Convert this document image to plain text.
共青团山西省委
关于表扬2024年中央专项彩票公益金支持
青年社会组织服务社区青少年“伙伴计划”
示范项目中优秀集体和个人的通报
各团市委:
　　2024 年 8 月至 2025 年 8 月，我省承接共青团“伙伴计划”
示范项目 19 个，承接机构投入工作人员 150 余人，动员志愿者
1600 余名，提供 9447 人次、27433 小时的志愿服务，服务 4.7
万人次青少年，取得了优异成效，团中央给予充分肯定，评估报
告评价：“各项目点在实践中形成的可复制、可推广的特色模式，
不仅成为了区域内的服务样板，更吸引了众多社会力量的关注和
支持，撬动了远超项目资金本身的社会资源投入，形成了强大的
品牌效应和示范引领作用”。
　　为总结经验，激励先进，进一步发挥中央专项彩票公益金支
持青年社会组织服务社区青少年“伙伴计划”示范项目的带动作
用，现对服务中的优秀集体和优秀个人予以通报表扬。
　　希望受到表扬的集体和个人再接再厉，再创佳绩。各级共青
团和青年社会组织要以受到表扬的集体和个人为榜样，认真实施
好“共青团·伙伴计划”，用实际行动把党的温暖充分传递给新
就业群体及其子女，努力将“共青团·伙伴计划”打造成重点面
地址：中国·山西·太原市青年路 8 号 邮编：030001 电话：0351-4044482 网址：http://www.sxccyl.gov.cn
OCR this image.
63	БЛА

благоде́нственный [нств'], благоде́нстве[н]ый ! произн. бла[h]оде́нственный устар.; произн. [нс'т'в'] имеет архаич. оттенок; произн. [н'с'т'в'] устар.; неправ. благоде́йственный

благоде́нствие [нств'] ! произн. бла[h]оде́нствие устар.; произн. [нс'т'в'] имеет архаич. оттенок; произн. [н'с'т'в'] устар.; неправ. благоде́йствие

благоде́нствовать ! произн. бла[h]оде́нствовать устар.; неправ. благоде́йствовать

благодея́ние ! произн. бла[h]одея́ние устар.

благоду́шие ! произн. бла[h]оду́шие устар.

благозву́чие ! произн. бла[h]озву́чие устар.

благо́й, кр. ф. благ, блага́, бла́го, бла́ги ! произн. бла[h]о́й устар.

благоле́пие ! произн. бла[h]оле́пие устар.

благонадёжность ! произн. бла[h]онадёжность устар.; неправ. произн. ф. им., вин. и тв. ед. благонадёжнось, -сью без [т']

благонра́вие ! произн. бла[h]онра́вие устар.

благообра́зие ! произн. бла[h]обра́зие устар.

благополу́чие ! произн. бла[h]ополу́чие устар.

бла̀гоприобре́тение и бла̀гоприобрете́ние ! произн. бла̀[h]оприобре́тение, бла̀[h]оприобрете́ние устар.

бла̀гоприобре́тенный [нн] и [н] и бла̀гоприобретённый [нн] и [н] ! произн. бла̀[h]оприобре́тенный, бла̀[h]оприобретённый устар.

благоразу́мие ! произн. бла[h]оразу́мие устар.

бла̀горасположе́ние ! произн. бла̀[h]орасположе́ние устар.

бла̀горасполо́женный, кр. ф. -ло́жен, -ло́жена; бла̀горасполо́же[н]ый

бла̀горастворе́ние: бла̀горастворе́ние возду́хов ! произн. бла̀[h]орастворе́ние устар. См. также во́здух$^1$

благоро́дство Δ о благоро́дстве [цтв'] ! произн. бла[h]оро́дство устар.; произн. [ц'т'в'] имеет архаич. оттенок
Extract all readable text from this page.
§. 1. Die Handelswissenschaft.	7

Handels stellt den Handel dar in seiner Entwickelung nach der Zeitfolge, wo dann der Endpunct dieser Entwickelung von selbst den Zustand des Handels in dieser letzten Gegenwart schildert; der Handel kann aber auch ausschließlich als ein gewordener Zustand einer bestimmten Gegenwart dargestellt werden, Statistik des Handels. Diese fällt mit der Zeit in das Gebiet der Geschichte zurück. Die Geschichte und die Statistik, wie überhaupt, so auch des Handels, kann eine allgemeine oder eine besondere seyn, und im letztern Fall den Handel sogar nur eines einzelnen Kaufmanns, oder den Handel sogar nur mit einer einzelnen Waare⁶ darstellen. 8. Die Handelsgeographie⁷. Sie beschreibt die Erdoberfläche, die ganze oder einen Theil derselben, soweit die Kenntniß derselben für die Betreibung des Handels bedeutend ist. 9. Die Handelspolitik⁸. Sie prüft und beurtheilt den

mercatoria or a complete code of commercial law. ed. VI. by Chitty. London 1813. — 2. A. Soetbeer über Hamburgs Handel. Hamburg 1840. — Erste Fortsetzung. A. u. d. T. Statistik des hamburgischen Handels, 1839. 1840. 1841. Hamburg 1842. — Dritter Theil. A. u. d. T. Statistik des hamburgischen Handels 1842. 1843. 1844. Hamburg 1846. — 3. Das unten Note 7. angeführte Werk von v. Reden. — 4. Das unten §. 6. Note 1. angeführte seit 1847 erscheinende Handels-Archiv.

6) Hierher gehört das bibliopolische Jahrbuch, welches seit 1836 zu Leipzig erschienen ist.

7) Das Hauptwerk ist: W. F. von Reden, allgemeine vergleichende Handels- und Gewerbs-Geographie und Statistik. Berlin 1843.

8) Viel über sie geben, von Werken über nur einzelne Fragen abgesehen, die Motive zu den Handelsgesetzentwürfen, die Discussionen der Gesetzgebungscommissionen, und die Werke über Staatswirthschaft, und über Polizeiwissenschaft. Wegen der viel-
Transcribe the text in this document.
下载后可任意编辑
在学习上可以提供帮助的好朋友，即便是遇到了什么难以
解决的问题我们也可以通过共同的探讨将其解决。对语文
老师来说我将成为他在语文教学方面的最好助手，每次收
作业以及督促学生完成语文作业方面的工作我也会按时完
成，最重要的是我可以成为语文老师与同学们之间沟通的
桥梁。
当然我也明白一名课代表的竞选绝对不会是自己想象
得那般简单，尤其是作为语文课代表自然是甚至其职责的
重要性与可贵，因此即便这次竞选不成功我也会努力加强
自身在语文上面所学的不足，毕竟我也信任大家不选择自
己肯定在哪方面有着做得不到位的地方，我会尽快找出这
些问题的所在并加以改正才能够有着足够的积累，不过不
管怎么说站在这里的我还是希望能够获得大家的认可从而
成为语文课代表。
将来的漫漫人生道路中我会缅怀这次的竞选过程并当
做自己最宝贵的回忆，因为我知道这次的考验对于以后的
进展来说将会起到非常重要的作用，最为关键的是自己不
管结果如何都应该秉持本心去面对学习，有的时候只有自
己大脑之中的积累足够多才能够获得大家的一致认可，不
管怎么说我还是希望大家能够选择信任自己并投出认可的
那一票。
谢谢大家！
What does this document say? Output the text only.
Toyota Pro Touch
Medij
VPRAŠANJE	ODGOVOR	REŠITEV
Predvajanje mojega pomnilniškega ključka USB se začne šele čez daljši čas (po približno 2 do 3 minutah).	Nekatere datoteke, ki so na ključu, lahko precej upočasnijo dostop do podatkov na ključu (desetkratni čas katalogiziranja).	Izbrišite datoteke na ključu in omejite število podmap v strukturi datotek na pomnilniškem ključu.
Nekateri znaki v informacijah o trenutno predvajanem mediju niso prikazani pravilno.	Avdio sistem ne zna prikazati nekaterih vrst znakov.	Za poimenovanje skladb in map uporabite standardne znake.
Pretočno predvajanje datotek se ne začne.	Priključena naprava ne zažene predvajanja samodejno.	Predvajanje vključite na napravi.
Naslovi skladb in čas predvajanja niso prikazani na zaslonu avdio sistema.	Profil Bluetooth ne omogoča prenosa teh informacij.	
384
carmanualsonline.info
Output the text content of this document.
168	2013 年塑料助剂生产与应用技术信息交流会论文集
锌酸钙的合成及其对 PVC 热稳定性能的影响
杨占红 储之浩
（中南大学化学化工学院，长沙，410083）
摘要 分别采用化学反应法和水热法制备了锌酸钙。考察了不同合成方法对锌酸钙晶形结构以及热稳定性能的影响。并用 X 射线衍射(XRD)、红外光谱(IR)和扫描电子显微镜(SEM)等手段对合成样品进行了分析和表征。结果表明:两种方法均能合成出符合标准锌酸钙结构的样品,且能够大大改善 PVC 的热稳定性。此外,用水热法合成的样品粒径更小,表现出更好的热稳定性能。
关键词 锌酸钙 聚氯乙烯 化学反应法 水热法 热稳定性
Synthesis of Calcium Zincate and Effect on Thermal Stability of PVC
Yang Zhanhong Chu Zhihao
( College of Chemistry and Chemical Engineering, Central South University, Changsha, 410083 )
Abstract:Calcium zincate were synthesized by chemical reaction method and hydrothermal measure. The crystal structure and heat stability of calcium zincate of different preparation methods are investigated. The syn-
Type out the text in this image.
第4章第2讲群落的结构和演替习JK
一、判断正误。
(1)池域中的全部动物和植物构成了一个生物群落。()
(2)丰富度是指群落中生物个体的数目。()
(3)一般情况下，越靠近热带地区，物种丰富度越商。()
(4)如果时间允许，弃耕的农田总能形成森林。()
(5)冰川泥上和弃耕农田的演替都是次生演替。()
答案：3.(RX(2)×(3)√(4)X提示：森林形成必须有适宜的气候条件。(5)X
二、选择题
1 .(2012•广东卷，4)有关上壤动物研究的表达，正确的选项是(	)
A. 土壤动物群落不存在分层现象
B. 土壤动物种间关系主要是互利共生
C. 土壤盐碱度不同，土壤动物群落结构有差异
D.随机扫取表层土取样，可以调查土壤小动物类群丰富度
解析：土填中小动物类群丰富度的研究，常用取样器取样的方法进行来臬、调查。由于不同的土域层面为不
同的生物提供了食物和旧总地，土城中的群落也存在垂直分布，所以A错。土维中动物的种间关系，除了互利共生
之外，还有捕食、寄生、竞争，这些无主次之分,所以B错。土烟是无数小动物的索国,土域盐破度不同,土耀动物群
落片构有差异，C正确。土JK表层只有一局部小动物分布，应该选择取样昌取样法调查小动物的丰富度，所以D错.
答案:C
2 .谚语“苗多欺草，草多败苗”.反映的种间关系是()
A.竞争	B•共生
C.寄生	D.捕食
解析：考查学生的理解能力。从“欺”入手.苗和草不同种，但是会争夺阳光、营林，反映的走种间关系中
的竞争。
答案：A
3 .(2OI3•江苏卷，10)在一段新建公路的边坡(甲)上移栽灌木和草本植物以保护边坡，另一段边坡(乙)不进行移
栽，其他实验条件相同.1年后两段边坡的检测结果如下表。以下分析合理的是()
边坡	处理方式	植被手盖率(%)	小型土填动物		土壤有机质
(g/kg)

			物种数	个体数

+-------+

** Given task **
Identify every line above that includes the word "datotek", and show those lines.

** Solution **
Predvajanje mojega pomnilniškega ključka USB se začne šele čez daljši čas (po približno 2 do 3 minutah).	Nekatere datoteke, ki so na ključu, lahko precej upočasnijo dostop do podatkov na ključu (desetkratni čas katalogiziranja).	Izbrišite datoteke na ključu in omejite število podmap v strukturi datotek na pomnilniškem ključu.
Pretočno predvajanje datotek se ne začne.	Priključena naprava ne zažene predvajanja samodejno.	Predvajanje vključite na napravi.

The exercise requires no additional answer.